▶ Stated exercise
Extract all lines in the data that contain the word "form".

++++ Provided data ++++

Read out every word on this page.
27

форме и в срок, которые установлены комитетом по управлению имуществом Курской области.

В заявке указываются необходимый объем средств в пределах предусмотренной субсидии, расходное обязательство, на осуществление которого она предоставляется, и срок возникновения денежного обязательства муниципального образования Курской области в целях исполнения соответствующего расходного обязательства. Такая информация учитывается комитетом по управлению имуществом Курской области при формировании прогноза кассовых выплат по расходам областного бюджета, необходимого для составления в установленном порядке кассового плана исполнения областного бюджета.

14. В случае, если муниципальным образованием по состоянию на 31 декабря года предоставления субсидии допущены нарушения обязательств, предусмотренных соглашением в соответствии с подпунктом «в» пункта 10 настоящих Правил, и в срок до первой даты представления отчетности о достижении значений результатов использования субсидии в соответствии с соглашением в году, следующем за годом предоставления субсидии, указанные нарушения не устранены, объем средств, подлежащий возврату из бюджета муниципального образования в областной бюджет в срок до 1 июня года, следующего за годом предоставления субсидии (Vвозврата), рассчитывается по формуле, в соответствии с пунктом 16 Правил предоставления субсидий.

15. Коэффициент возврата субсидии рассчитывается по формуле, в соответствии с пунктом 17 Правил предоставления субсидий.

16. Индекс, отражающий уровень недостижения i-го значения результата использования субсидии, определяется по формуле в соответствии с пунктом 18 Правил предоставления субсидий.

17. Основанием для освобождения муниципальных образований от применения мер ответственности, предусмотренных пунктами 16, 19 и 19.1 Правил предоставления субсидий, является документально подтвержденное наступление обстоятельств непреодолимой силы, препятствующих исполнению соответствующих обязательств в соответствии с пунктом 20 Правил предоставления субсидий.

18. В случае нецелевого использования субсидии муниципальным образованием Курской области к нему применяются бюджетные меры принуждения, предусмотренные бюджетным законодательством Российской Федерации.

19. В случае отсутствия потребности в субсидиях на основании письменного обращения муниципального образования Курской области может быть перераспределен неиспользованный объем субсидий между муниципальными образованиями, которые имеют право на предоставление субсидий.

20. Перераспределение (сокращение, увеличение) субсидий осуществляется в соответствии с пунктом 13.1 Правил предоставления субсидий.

++++
++++ Provided data ++++

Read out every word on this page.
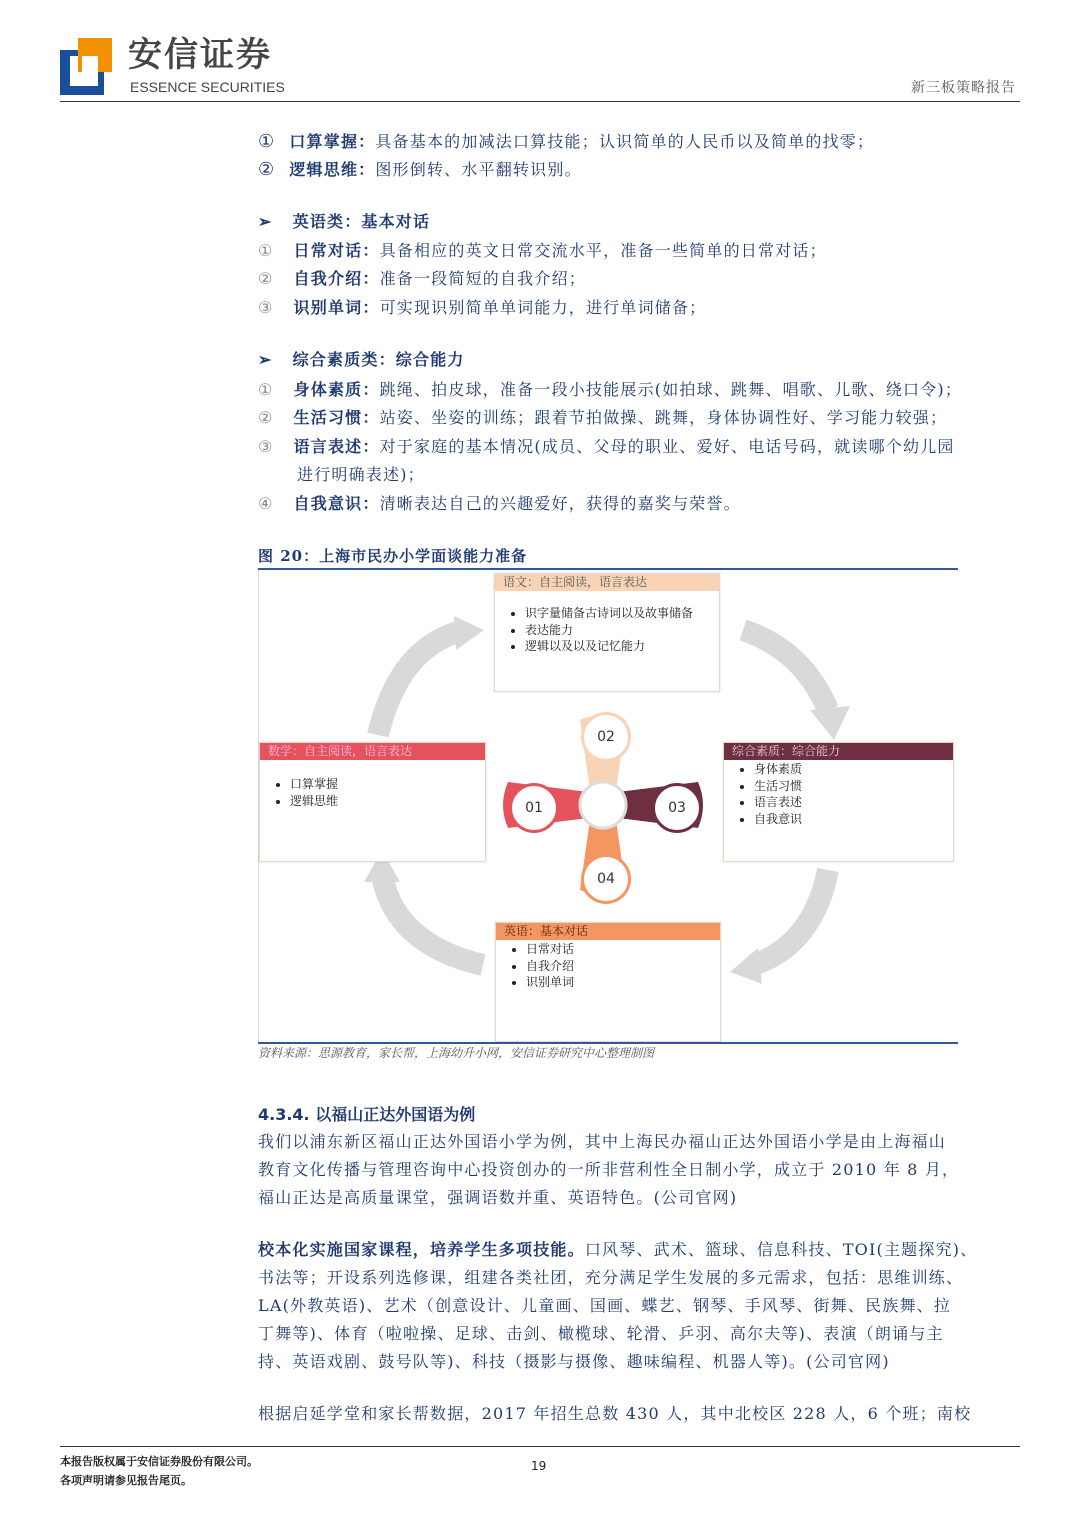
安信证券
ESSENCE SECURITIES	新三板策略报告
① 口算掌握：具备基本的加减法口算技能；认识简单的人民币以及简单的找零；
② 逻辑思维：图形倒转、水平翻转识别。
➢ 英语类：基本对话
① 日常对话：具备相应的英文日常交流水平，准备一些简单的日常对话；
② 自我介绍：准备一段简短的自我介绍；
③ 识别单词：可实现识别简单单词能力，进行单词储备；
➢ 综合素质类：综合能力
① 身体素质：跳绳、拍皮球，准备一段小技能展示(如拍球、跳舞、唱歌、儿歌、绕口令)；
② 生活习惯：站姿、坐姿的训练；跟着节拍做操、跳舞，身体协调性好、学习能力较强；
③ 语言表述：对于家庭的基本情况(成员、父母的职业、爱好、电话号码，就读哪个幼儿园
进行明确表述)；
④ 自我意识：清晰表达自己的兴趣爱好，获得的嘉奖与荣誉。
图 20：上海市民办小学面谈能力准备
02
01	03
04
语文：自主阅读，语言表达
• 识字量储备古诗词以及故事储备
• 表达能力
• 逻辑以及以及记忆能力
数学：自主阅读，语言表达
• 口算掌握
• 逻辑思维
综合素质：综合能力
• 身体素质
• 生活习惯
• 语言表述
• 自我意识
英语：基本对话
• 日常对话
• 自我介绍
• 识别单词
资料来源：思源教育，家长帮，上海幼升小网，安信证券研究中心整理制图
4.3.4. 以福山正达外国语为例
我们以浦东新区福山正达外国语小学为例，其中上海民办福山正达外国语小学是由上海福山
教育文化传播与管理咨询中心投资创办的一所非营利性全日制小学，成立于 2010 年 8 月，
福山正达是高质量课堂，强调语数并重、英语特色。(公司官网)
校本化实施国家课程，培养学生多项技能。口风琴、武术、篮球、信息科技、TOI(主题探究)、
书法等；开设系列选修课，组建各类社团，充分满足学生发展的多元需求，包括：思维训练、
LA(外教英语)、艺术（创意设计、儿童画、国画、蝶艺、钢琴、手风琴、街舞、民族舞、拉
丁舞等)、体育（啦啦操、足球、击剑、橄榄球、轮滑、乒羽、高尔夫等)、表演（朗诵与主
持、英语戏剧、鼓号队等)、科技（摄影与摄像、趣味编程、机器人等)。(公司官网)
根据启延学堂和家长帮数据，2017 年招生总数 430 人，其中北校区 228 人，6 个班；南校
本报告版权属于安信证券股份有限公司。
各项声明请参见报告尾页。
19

++++
++++ Provided data ++++

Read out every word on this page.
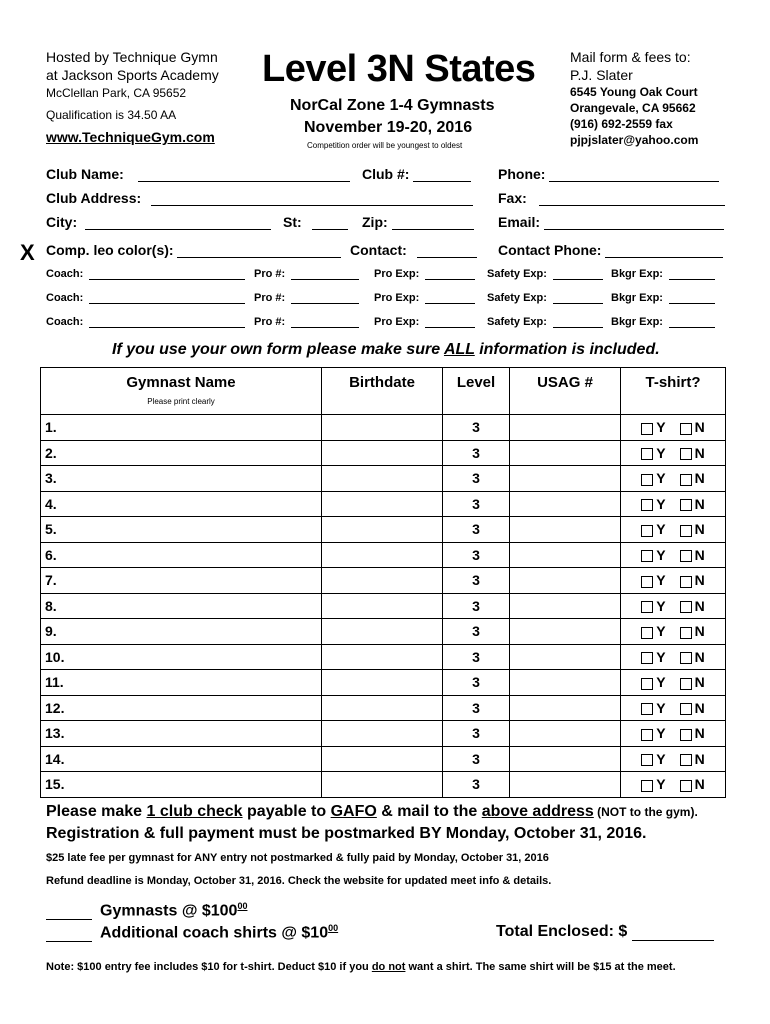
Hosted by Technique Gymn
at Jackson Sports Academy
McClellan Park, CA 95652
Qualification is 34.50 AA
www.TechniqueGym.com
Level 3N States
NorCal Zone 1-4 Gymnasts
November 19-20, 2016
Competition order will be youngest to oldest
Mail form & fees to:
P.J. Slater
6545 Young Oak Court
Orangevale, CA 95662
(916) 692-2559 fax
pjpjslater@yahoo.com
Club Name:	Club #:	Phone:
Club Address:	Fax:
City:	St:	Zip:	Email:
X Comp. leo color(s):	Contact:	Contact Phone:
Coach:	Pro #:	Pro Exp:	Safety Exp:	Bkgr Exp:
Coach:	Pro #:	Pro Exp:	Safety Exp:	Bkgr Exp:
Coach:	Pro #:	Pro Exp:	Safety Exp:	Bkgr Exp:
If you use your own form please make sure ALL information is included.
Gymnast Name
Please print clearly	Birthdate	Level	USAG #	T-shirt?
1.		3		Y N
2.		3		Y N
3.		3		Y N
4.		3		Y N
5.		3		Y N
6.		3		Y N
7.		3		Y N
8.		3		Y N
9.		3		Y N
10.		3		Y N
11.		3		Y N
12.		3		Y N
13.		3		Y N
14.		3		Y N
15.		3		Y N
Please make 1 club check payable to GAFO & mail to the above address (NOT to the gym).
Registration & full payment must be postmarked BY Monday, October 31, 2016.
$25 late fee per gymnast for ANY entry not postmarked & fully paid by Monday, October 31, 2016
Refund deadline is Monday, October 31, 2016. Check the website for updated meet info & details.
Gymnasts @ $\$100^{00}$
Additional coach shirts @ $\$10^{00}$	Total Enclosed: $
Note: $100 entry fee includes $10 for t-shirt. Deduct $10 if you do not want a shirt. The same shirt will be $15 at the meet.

++++

▶ Worked solution
Mail form & fees to:
If you use your own form please make sure ALL information is included.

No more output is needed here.